BEGIN

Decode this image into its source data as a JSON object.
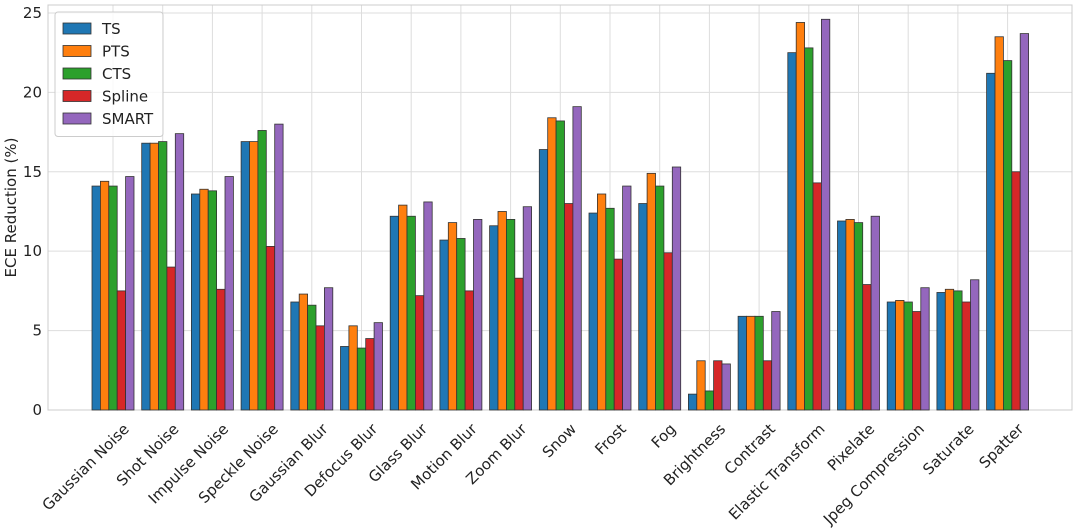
{
  "chart_data": {
    "type": "bar",
    "title": "",
    "xlabel": "",
    "ylabel": "ECE Reduction (%)",
    "ylim": [
      0,
      25.5
    ],
    "yticks": [
      0,
      5,
      10,
      15,
      20,
      25
    ],
    "grid": true,
    "legend_position": "top-left",
    "categories": [
      "Gaussian Noise",
      "Shot Noise",
      "Impulse Noise",
      "Speckle Noise",
      "Gaussian Blur",
      "Defocus Blur",
      "Glass Blur",
      "Motion Blur",
      "Zoom Blur",
      "Snow",
      "Frost",
      "Fog",
      "Brightness",
      "Contrast",
      "Elastic Transform",
      "Pixelate",
      "Jpeg Compression",
      "Saturate",
      "Spatter"
    ],
    "series": [
      {
        "name": "TS",
        "color": "#1f77b4",
        "values": [
          14.1,
          16.8,
          13.6,
          16.9,
          6.8,
          4.0,
          12.2,
          10.7,
          11.6,
          16.4,
          12.4,
          13.0,
          1.0,
          5.9,
          22.5,
          11.9,
          6.8,
          7.4,
          21.2
        ]
      },
      {
        "name": "PTS",
        "color": "#ff7f0e",
        "values": [
          14.4,
          16.8,
          13.9,
          16.9,
          7.3,
          5.3,
          12.9,
          11.8,
          12.5,
          18.4,
          13.6,
          14.9,
          3.1,
          5.9,
          24.4,
          12.0,
          6.9,
          7.6,
          23.5
        ]
      },
      {
        "name": "CTS",
        "color": "#2ca02c",
        "values": [
          14.1,
          16.9,
          13.8,
          17.6,
          6.6,
          3.9,
          12.2,
          10.8,
          12.0,
          18.2,
          12.7,
          14.1,
          1.2,
          5.9,
          22.8,
          11.8,
          6.8,
          7.5,
          22.0
        ]
      },
      {
        "name": "Spline",
        "color": "#d62728",
        "values": [
          7.5,
          9.0,
          7.6,
          10.3,
          5.3,
          4.5,
          7.2,
          7.5,
          8.3,
          13.0,
          9.5,
          9.9,
          3.1,
          3.1,
          14.3,
          7.9,
          6.2,
          6.8,
          15.0
        ]
      },
      {
        "name": "SMART",
        "color": "#9467bd",
        "values": [
          14.7,
          17.4,
          14.7,
          18.0,
          7.7,
          5.5,
          13.1,
          12.0,
          12.8,
          19.1,
          14.1,
          15.3,
          2.9,
          6.2,
          24.6,
          12.2,
          7.7,
          8.2,
          23.7
        ]
      }
    ]
  }
}
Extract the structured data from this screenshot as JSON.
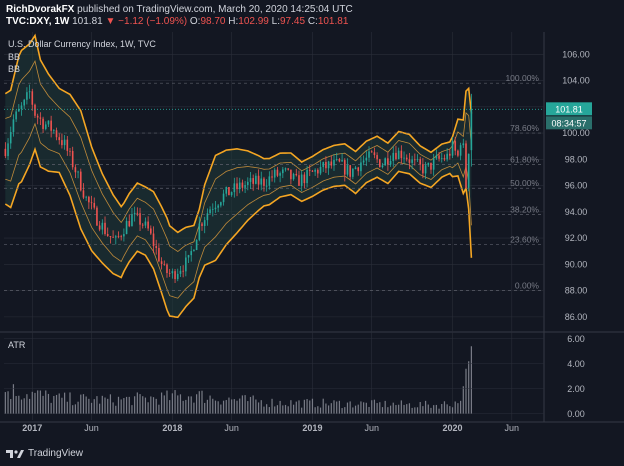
{
  "header": {
    "publisher": "RichDvorakFX",
    "published_text": "published on TradingView.com, March 20, 2020 14:25:04 UTC",
    "symbol": "TVC:DXY, 1W",
    "last": "101.81",
    "change": "▼ −1.12 (−1.09%)",
    "o_label": "O:",
    "o_value": "98.70",
    "h_label": "H:",
    "h_value": "102.99",
    "l_label": "L:",
    "l_value": "97.45",
    "c_label": "C:",
    "c_value": "101.81"
  },
  "indicators": {
    "title": "U.S. Dollar Currency Index, 1W, TVC",
    "bb1": "BB",
    "bb2": "BB",
    "atr": "ATR"
  },
  "footer": {
    "brand": "TradingView"
  },
  "colors": {
    "background": "#131722",
    "up": "#26a69a",
    "down": "#ef5350",
    "band_outer": "#f5a623",
    "band_inner": "#e8a33d",
    "band_fill": "#1f3b3a",
    "grid": "#2a2e39",
    "fib": "#5d606b",
    "price_tag": "#26a69a",
    "timer_tag": "#2a6f6b",
    "atr_bar": "#787b86"
  },
  "chart_data": {
    "type": "candlestick",
    "title": "U.S. Dollar Currency Index, 1W, TVC",
    "y_axis_ticks": [
      "86.00",
      "88.00",
      "90.00",
      "92.00",
      "94.00",
      "96.00",
      "98.00",
      "100.00",
      "102.00",
      "104.00",
      "106.00"
    ],
    "ylim": [
      85,
      107.7
    ],
    "x_axis_ticks": [
      "2017",
      "Jun",
      "2018",
      "Jun",
      "2019",
      "Jun",
      "2020",
      "Jun"
    ],
    "x_tick_weeks": [
      10,
      32,
      62,
      84,
      114,
      136,
      166,
      188
    ],
    "weeks_in_view": 196,
    "price_tag": "101.81",
    "countdown_tag": "08:34:57",
    "fibonacci": [
      {
        "label": "100.00%",
        "value": 103.8
      },
      {
        "label": "78.60%",
        "value": 100.0
      },
      {
        "label": "61.80%",
        "value": 97.6
      },
      {
        "label": "50.00%",
        "value": 95.8
      },
      {
        "label": "38.20%",
        "value": 93.8
      },
      {
        "label": "23.60%",
        "value": 91.5
      },
      {
        "label": "0.00%",
        "value": 88.0
      }
    ],
    "close_keyframes": [
      [
        0,
        98.8
      ],
      [
        3,
        101.0
      ],
      [
        7,
        102.2
      ],
      [
        9,
        103.1
      ],
      [
        11,
        101.5
      ],
      [
        14,
        100.8
      ],
      [
        18,
        100.2
      ],
      [
        22,
        99.1
      ],
      [
        26,
        97.2
      ],
      [
        30,
        95.0
      ],
      [
        34,
        93.5
      ],
      [
        38,
        92.3
      ],
      [
        41,
        91.7
      ],
      [
        44,
        92.8
      ],
      [
        47,
        93.6
      ],
      [
        50,
        93.3
      ],
      [
        53,
        92.6
      ],
      [
        56,
        91.1
      ],
      [
        59,
        89.5
      ],
      [
        62,
        89.2
      ],
      [
        65,
        89.8
      ],
      [
        68,
        90.2
      ],
      [
        72,
        93.0
      ],
      [
        76,
        94.3
      ],
      [
        80,
        95.1
      ],
      [
        84,
        95.6
      ],
      [
        88,
        96.0
      ],
      [
        92,
        96.2
      ],
      [
        96,
        96.3
      ],
      [
        100,
        96.8
      ],
      [
        104,
        96.9
      ],
      [
        108,
        96.3
      ],
      [
        112,
        96.7
      ],
      [
        116,
        97.2
      ],
      [
        120,
        97.5
      ],
      [
        124,
        97.6
      ],
      [
        128,
        97.0
      ],
      [
        132,
        97.8
      ],
      [
        136,
        98.2
      ],
      [
        140,
        97.7
      ],
      [
        144,
        98.6
      ],
      [
        148,
        98.4
      ],
      [
        152,
        97.6
      ],
      [
        156,
        97.2
      ],
      [
        160,
        97.9
      ],
      [
        164,
        98.2
      ],
      [
        166,
        98.9
      ],
      [
        168,
        98.2
      ],
      [
        169,
        99.5
      ],
      [
        170,
        98.8
      ],
      [
        171,
        96.0
      ],
      [
        172,
        98.8
      ],
      [
        173,
        102.0
      ]
    ],
    "band_width_keyframes": [
      [
        0,
        4.2
      ],
      [
        6,
        5.0
      ],
      [
        12,
        4.2
      ],
      [
        20,
        3.2
      ],
      [
        28,
        4.5
      ],
      [
        36,
        3.4
      ],
      [
        44,
        2.6
      ],
      [
        52,
        2.6
      ],
      [
        60,
        3.5
      ],
      [
        66,
        3.1
      ],
      [
        72,
        2.6
      ],
      [
        78,
        4.0
      ],
      [
        86,
        3.2
      ],
      [
        96,
        1.8
      ],
      [
        110,
        1.5
      ],
      [
        130,
        1.6
      ],
      [
        150,
        1.5
      ],
      [
        165,
        1.2
      ],
      [
        170,
        2.8
      ],
      [
        173,
        5.5
      ]
    ],
    "atr_keyframes": [
      [
        0,
        1.9
      ],
      [
        10,
        1.6
      ],
      [
        20,
        1.2
      ],
      [
        40,
        1.1
      ],
      [
        60,
        1.3
      ],
      [
        70,
        1.5
      ],
      [
        80,
        1.2
      ],
      [
        100,
        0.9
      ],
      [
        130,
        0.8
      ],
      [
        160,
        0.7
      ],
      [
        168,
        0.9
      ],
      [
        170,
        2.2
      ],
      [
        171,
        3.6
      ],
      [
        172,
        4.2
      ],
      [
        173,
        5.4
      ]
    ],
    "atr_ticks": [
      "0.00",
      "2.00",
      "4.00",
      "6.00"
    ],
    "atr_ylim": [
      -0.5,
      6.3
    ]
  }
}
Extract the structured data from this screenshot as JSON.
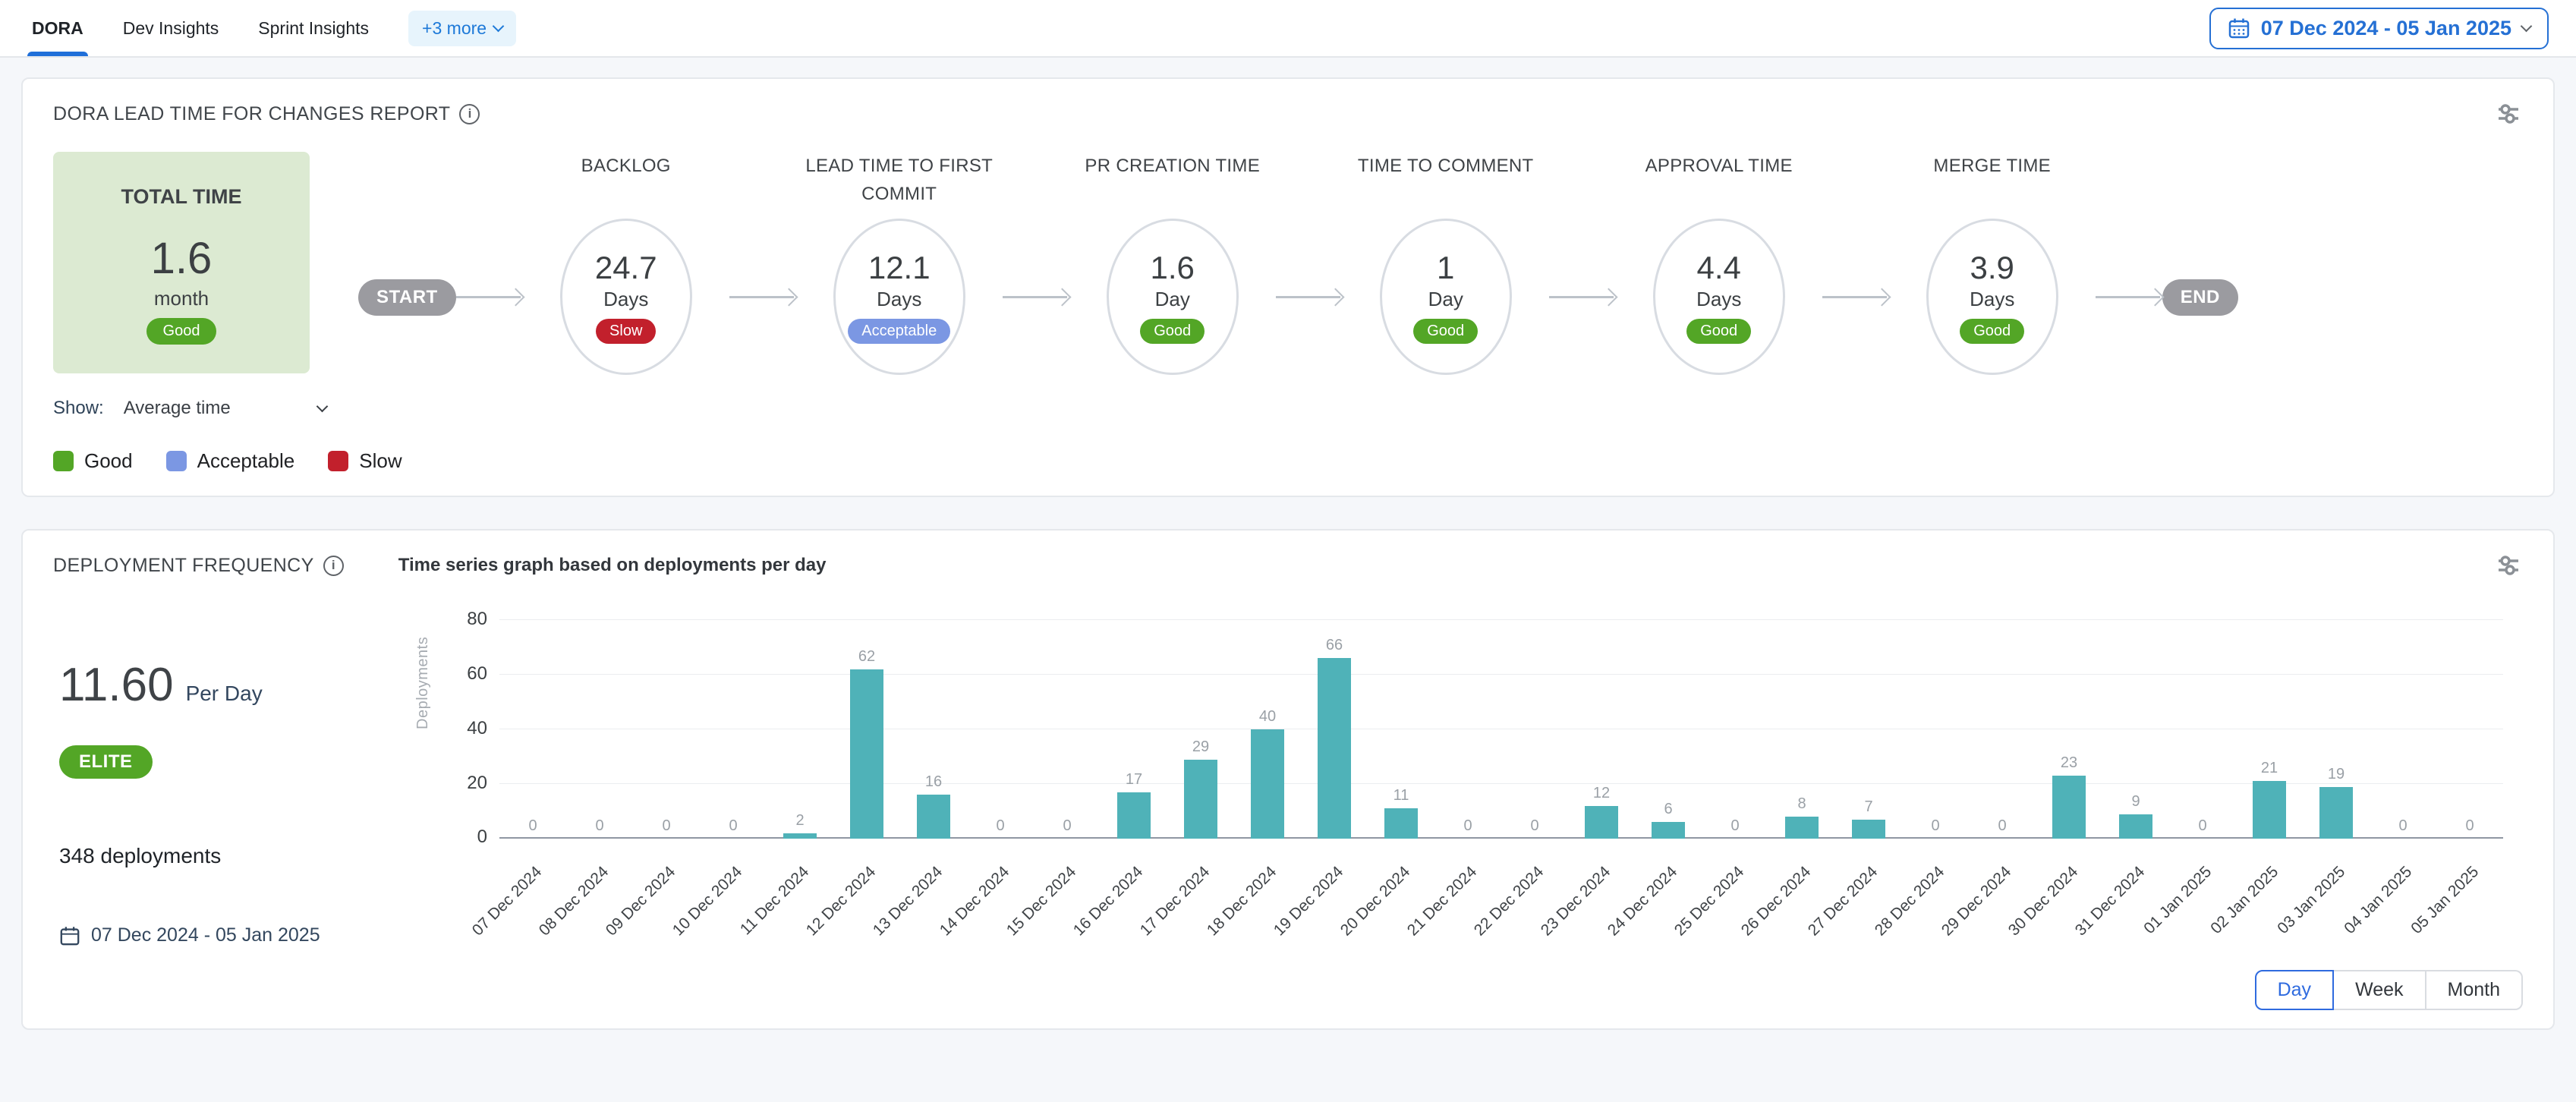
{
  "tabs": {
    "items": [
      {
        "label": "DORA",
        "active": true
      },
      {
        "label": "Dev Insights",
        "active": false
      },
      {
        "label": "Sprint Insights",
        "active": false
      }
    ],
    "more_label": "+3 more"
  },
  "date_range_picker": "07 Dec 2024 - 05 Jan 2025",
  "colors": {
    "accent_blue": "#1f6fd9",
    "bar": "#4fb2b8",
    "total_box_bg": "#dcead2",
    "rating": {
      "Good": "#53a626",
      "Acceptable": "#7b97e3",
      "Slow": "#c2202c"
    }
  },
  "lead_time_card": {
    "title": "DORA LEAD TIME FOR CHANGES REPORT",
    "total": {
      "label": "TOTAL TIME",
      "value": "1.6",
      "unit": "month",
      "rating": "Good"
    },
    "start_label": "START",
    "end_label": "END",
    "stages": [
      {
        "label": "BACKLOG",
        "value": "24.7",
        "unit": "Days",
        "rating": "Slow"
      },
      {
        "label": "LEAD TIME TO FIRST COMMIT",
        "value": "12.1",
        "unit": "Days",
        "rating": "Acceptable"
      },
      {
        "label": "PR CREATION TIME",
        "value": "1.6",
        "unit": "Day",
        "rating": "Good"
      },
      {
        "label": "TIME TO COMMENT",
        "value": "1",
        "unit": "Day",
        "rating": "Good"
      },
      {
        "label": "APPROVAL TIME",
        "value": "4.4",
        "unit": "Days",
        "rating": "Good"
      },
      {
        "label": "MERGE TIME",
        "value": "3.9",
        "unit": "Days",
        "rating": "Good"
      }
    ],
    "show_label": "Show:",
    "show_value": "Average time",
    "legend": [
      {
        "label": "Good",
        "color": "#53a626"
      },
      {
        "label": "Acceptable",
        "color": "#7b97e3"
      },
      {
        "label": "Slow",
        "color": "#c2202c"
      }
    ]
  },
  "deployment_card": {
    "title": "DEPLOYMENT FREQUENCY",
    "subtitle": "Time series graph based on deployments per day",
    "rate_value": "11.60",
    "rate_unit": "Per Day",
    "tier": "ELITE",
    "total_deployments": "348 deployments",
    "date_range": "07 Dec 2024 - 05 Jan 2025",
    "view_options": [
      {
        "label": "Day",
        "active": true
      },
      {
        "label": "Week",
        "active": false
      },
      {
        "label": "Month",
        "active": false
      }
    ]
  },
  "chart_data": {
    "type": "bar",
    "title": "Time series graph based on deployments per day",
    "xlabel": "",
    "ylabel": "Deployments",
    "ylim": [
      0,
      80
    ],
    "yticks": [
      0,
      20,
      40,
      60,
      80
    ],
    "grid": true,
    "bar_color": "#4fb2b8",
    "categories": [
      "07 Dec 2024",
      "08 Dec 2024",
      "09 Dec 2024",
      "10 Dec 2024",
      "11 Dec 2024",
      "12 Dec 2024",
      "13 Dec 2024",
      "14 Dec 2024",
      "15 Dec 2024",
      "16 Dec 2024",
      "17 Dec 2024",
      "18 Dec 2024",
      "19 Dec 2024",
      "20 Dec 2024",
      "21 Dec 2024",
      "22 Dec 2024",
      "23 Dec 2024",
      "24 Dec 2024",
      "25 Dec 2024",
      "26 Dec 2024",
      "27 Dec 2024",
      "28 Dec 2024",
      "29 Dec 2024",
      "30 Dec 2024",
      "31 Dec 2024",
      "01 Jan 2025",
      "02 Jan 2025",
      "03 Jan 2025",
      "04 Jan 2025",
      "05 Jan 2025"
    ],
    "values": [
      0,
      0,
      0,
      0,
      2,
      62,
      16,
      0,
      0,
      17,
      29,
      40,
      66,
      11,
      0,
      0,
      12,
      6,
      0,
      8,
      7,
      0,
      0,
      23,
      9,
      0,
      21,
      19,
      0,
      0
    ]
  }
}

END

SHORT EXERCISE:
Look through the material above. Copy each line where the word "series" appears.

CORRECT RESULT:
    "series": [
    "subtitle": "Time series graph based on deployments per day",
    "title": "Time series graph based on deployments per day",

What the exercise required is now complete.